--- Stated problem ---
Copy out each line of the data holding "LoomingCode".

(Stored data)
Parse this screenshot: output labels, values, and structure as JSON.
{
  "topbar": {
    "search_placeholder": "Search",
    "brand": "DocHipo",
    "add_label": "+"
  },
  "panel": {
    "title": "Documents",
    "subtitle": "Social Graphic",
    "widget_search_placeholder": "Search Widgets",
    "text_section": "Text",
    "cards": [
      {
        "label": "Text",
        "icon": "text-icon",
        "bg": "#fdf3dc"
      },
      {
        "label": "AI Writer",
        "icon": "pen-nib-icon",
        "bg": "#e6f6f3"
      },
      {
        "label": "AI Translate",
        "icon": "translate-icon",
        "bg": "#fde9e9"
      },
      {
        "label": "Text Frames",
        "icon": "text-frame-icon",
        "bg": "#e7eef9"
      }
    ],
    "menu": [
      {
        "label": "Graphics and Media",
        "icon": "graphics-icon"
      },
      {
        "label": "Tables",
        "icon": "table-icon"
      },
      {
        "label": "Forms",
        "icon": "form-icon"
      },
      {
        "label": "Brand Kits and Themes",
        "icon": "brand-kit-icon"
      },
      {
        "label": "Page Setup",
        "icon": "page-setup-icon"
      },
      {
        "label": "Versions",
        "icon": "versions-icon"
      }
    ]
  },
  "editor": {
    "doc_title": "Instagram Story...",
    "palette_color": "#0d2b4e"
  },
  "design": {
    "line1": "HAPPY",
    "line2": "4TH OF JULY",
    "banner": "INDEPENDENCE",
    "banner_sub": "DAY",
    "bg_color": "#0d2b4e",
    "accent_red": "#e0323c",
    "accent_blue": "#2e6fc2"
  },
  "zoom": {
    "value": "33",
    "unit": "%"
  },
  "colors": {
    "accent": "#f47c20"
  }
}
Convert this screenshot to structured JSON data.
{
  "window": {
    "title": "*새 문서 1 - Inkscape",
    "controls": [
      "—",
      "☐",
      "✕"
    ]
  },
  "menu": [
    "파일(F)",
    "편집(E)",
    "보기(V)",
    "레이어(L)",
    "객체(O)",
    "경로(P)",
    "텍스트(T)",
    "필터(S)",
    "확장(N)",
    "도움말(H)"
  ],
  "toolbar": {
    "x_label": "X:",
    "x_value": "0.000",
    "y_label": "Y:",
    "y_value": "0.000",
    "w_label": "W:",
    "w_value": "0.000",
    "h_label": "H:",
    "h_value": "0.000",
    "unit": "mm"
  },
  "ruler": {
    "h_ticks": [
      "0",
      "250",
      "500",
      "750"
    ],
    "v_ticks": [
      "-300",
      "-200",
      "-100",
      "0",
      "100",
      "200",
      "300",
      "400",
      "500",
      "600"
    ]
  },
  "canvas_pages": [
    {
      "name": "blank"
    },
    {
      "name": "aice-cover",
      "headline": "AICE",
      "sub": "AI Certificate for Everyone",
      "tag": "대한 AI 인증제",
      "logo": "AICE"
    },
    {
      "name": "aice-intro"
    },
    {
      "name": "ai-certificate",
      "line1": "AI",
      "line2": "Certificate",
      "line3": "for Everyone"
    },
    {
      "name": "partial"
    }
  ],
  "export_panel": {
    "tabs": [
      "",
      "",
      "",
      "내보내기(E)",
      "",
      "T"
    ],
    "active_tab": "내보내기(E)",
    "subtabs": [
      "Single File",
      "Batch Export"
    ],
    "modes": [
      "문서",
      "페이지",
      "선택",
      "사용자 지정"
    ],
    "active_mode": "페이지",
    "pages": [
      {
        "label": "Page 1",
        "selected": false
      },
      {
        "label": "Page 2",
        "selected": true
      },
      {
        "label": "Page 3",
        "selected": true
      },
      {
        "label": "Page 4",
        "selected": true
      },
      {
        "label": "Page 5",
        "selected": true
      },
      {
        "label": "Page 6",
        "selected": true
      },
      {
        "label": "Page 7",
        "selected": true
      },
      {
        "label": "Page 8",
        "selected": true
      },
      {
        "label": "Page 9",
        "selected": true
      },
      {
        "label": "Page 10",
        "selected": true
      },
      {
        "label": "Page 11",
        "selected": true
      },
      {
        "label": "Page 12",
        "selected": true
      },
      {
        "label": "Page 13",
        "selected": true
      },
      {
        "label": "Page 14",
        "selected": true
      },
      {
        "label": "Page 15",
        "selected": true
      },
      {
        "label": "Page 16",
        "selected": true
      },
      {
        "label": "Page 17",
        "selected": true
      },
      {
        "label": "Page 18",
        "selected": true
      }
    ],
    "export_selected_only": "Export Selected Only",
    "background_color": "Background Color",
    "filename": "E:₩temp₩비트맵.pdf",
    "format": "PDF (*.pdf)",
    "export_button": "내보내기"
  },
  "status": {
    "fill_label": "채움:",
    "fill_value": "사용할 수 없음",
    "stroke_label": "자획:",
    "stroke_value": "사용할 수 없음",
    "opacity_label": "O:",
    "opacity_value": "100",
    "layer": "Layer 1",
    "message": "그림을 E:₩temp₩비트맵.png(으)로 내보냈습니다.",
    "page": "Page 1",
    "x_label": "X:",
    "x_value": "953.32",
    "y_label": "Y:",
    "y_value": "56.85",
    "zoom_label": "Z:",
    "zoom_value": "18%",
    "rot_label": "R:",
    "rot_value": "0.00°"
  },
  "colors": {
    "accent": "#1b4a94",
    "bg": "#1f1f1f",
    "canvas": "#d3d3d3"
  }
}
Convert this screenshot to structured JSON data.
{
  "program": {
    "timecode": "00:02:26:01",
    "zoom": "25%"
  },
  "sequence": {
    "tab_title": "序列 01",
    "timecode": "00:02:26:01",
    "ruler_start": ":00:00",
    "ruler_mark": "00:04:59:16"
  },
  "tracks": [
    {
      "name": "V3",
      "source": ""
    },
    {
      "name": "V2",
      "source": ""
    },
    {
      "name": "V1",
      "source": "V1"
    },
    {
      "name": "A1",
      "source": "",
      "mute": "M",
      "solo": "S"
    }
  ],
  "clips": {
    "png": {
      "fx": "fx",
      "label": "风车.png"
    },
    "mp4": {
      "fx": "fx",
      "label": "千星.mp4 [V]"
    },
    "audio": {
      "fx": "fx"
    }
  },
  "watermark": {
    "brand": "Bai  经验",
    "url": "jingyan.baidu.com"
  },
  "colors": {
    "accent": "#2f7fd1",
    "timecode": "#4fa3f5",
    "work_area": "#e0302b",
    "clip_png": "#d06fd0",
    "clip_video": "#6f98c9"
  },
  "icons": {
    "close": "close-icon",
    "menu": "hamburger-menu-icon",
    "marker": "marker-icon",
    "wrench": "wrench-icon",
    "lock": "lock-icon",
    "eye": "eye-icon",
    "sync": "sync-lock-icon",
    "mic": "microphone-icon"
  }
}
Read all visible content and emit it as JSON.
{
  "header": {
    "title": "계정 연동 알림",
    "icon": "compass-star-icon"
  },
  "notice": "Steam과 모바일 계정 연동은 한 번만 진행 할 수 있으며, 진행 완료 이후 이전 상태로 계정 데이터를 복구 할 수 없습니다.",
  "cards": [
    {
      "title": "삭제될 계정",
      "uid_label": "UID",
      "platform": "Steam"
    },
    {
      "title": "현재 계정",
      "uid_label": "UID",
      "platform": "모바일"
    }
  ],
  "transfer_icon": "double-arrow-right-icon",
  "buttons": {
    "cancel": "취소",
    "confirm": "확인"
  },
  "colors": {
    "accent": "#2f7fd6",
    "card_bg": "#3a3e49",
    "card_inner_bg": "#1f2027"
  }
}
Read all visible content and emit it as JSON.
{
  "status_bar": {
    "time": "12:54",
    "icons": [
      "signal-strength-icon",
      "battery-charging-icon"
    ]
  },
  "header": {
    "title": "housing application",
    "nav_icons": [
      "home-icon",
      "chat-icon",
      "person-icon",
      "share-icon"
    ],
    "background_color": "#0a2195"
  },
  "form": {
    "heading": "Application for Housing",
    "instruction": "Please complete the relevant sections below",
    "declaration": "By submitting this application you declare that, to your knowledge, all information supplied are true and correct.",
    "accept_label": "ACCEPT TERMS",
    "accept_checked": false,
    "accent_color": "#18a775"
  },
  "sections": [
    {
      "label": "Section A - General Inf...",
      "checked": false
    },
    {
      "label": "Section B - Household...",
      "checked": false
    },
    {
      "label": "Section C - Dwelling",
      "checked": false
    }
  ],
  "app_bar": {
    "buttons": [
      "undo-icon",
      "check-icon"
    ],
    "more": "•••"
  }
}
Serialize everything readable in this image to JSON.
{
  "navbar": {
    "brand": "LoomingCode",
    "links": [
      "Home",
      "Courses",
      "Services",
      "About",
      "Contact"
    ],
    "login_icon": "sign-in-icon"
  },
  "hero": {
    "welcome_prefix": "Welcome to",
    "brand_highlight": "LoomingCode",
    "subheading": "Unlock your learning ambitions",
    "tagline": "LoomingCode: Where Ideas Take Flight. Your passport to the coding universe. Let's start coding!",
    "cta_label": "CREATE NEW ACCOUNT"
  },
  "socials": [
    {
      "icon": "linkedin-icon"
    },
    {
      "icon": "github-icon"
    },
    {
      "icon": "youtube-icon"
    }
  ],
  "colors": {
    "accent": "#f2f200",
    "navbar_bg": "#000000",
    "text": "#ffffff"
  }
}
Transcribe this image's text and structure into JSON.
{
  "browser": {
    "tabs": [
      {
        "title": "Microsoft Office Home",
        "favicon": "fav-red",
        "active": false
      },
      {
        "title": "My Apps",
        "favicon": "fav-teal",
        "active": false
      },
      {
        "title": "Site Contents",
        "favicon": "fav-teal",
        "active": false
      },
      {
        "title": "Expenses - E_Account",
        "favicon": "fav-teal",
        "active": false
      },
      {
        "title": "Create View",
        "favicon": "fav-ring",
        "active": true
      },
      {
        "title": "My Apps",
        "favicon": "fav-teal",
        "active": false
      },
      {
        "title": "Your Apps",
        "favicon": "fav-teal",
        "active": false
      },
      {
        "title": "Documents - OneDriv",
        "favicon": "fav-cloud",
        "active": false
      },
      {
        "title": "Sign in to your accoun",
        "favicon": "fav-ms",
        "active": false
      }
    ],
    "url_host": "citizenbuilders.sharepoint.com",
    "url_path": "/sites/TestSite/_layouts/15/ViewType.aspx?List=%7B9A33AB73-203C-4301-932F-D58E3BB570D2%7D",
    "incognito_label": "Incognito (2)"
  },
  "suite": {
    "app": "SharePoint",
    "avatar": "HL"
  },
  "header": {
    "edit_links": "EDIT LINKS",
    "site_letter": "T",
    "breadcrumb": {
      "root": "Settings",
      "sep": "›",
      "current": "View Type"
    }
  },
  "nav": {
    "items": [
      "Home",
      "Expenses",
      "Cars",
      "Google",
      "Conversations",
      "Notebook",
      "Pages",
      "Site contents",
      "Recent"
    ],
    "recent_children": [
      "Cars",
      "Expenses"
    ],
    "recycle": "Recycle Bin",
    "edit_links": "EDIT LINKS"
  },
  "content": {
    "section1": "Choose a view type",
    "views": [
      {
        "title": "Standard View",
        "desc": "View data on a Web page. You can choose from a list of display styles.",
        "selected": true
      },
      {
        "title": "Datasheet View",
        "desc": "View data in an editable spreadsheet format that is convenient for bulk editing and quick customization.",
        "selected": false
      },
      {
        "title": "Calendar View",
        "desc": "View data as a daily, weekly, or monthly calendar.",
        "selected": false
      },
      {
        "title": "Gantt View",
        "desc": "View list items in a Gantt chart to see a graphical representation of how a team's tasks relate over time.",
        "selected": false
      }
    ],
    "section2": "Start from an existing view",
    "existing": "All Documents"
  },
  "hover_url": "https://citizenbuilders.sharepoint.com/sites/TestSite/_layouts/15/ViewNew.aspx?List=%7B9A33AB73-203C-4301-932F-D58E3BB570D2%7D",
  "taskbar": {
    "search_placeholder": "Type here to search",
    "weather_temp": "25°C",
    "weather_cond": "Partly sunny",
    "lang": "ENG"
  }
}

--- Written reply ---
    "brand": "LoomingCode",
    "brand_highlight": "LoomingCode",
    "tagline": "LoomingCode: Where Ideas Take Flight. Your passport to the coding universe. Let's start coding!",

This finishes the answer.